(Excerpts from a figure dataset)
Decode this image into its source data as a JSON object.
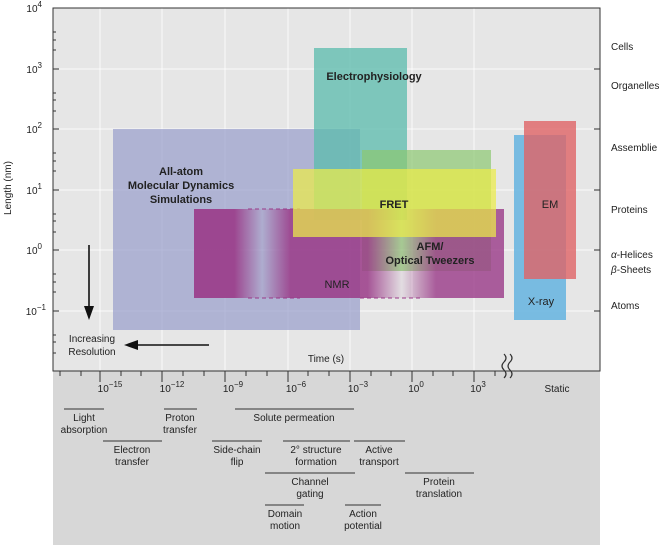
{
  "y_axis": {
    "label": "Length (nm)",
    "ticks": [
      {
        "base": "10",
        "exp": "4"
      },
      {
        "base": "10",
        "exp": "3"
      },
      {
        "base": "10",
        "exp": "2"
      },
      {
        "base": "10",
        "exp": "1"
      },
      {
        "base": "10",
        "exp": "0"
      },
      {
        "base": "10",
        "exp": "−1"
      }
    ]
  },
  "x_axis": {
    "label": "Time (s)",
    "ticks": [
      {
        "base": "10",
        "exp": "−15"
      },
      {
        "base": "10",
        "exp": "−12"
      },
      {
        "base": "10",
        "exp": "−9"
      },
      {
        "base": "10",
        "exp": "−6"
      },
      {
        "base": "10",
        "exp": "−3"
      },
      {
        "base": "10",
        "exp": "0"
      },
      {
        "base": "10",
        "exp": "3"
      }
    ],
    "static_label": "Static"
  },
  "scale_labels": {
    "cells": "Cells",
    "organelles": "Organelles",
    "assemblies": "Assemblie",
    "proteins": "Proteins",
    "helices_symbol": "α",
    "helices": "-Helices",
    "sheets_symbol": "β",
    "sheets": "-Sheets",
    "atoms": "Atoms"
  },
  "techniques": {
    "md": [
      "All-atom",
      "Molecular Dynamics",
      "Simulations"
    ],
    "electrophysiology": "Electrophysiology",
    "fret": "FRET",
    "afm": [
      "AFM/",
      "Optical Tweezers"
    ],
    "nmr": "NMR",
    "em": "EM",
    "xray": "X-ray"
  },
  "resolution_label": [
    "Increasing",
    "Resolution"
  ],
  "processes": {
    "light_absorption": [
      "Light",
      "absorption"
    ],
    "proton_transfer": [
      "Proton",
      "transfer"
    ],
    "solute_permeation": [
      "Solute permeation"
    ],
    "electron_transfer": [
      "Electron",
      "transfer"
    ],
    "side_chain_flip": [
      "Side-chain",
      "flip"
    ],
    "structure_formation": [
      "2° structure",
      "formation"
    ],
    "active_transport": [
      "Active",
      "transport"
    ],
    "channel_gating": [
      "Channel",
      "gating"
    ],
    "protein_translation": [
      "Protein",
      "translation"
    ],
    "domain_motion": [
      "Domain",
      "motion"
    ],
    "action_potential": [
      "Action",
      "potential"
    ]
  },
  "colors": {
    "md": "#9aa0cc",
    "electrophysiology": "#5fbcae",
    "fret": "#ecec4a",
    "afm": "#8cc870",
    "nmr": "#9a3a88",
    "em": "#e06466",
    "xray": "#6cb6e0",
    "plot_bg": "#e6e6e6",
    "timeline_bg": "#d7d7d7"
  }
}
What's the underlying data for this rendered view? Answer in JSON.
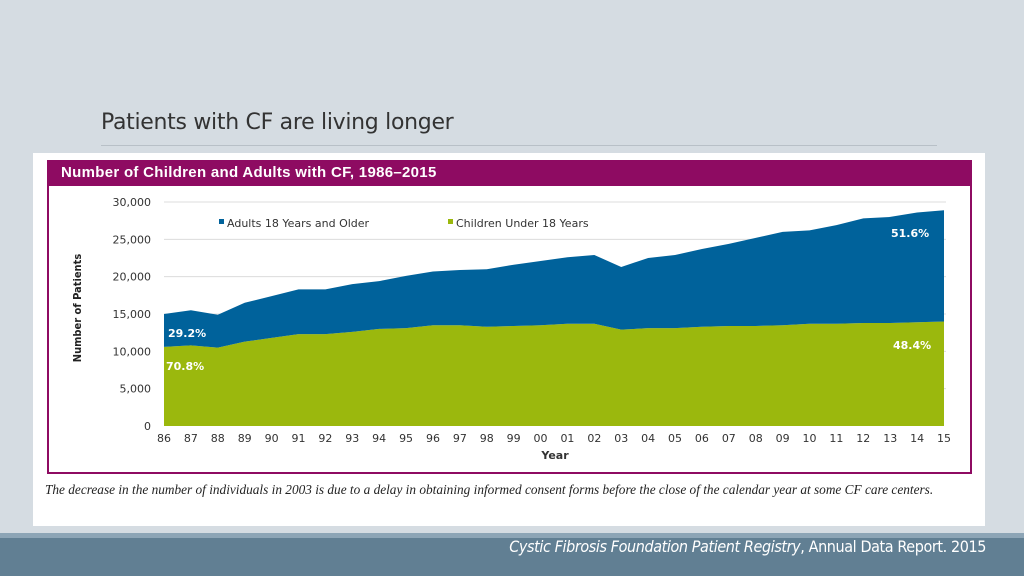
{
  "slide": {
    "title": "Patients with CF are living longer",
    "footnote": "The decrease in the number of individuals in 2003 is due to a delay in obtaining informed consent forms before the close of the calendar year at some CF care centers.",
    "source_italic": "Cystic Fibrosis Foundation Patient Registry",
    "source_rest": ", Annual Data Report. 2015"
  },
  "colors": {
    "adults": "#00629b",
    "children": "#9bb80d",
    "header": "#8e0b62",
    "background": "#d5dce2",
    "footer": "#617f93"
  },
  "chart_data": {
    "type": "area",
    "stacked": true,
    "title": "Number of Children and Adults with CF, 1986–2015",
    "xlabel": "Year",
    "ylabel": "Number of Patients",
    "ylim": [
      0,
      30000
    ],
    "yticks": [
      "0",
      "5,000",
      "10,000",
      "15,000",
      "20,000",
      "25,000",
      "30,000"
    ],
    "grid": true,
    "legend_position": "top",
    "categories": [
      "86",
      "87",
      "88",
      "89",
      "90",
      "91",
      "92",
      "93",
      "94",
      "95",
      "96",
      "97",
      "98",
      "99",
      "00",
      "01",
      "02",
      "03",
      "04",
      "05",
      "06",
      "07",
      "08",
      "09",
      "10",
      "11",
      "12",
      "13",
      "14",
      "15"
    ],
    "series": [
      {
        "name": "Children Under 18 Years",
        "color": "#9bb80d",
        "values": [
          10600,
          10800,
          10500,
          11300,
          11800,
          12300,
          12300,
          12600,
          13000,
          13100,
          13500,
          13500,
          13300,
          13400,
          13500,
          13700,
          13700,
          12900,
          13100,
          13100,
          13300,
          13400,
          13400,
          13500,
          13700,
          13700,
          13800,
          13800,
          13900,
          14000
        ]
      },
      {
        "name": "Adults 18 Years and Older",
        "color": "#00629b",
        "values": [
          4400,
          4700,
          4400,
          5200,
          5600,
          6000,
          6000,
          6400,
          6400,
          7000,
          7200,
          7400,
          7700,
          8200,
          8600,
          8900,
          9200,
          8400,
          9400,
          9800,
          10400,
          11000,
          11800,
          12500,
          12500,
          13200,
          14000,
          14200,
          14700,
          14900
        ]
      }
    ],
    "annotations": {
      "adults_start": "29.2%",
      "children_start": "70.8%",
      "adults_end": "51.6%",
      "children_end": "48.4%"
    }
  }
}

* What is required:
Among the records, find each line where the word "electrophysiology" occurs, and copy it.

* Exercise solution:
    "electrophysiology": "Electrophysiology",
    "electrophysiology": "#5fbcae",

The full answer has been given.